**Short problem**
Determine how many lines of the records include "Beautiful", and answer with the number alone.

(Some records)
— start —
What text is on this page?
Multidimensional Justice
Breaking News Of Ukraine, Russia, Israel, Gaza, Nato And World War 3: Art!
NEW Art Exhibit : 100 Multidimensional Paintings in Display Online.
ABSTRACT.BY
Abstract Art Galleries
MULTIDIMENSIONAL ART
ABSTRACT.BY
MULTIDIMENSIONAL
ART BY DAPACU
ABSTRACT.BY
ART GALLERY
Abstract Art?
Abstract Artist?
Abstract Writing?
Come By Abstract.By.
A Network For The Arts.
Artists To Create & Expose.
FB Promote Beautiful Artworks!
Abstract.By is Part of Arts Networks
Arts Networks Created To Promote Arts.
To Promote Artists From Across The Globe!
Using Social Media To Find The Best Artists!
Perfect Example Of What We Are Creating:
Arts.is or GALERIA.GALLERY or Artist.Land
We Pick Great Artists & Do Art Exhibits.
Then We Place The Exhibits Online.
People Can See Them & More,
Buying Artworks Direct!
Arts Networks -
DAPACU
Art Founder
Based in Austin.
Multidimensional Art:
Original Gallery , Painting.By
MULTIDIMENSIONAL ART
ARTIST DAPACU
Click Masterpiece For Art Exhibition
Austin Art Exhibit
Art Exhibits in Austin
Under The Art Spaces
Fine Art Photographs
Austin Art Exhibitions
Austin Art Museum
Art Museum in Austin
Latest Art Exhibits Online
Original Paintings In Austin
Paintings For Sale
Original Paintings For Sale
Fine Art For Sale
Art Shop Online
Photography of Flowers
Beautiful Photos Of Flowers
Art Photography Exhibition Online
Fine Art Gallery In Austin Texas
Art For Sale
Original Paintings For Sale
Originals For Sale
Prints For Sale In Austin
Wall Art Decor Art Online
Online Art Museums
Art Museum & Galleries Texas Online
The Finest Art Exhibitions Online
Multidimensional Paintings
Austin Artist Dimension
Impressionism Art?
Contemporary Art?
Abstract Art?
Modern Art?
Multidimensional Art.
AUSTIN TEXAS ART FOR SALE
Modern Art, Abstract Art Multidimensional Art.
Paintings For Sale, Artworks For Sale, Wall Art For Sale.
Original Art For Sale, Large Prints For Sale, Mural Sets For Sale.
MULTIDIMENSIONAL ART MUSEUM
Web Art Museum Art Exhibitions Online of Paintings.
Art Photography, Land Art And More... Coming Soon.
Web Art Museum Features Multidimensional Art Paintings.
— end —
**Result of this task**
2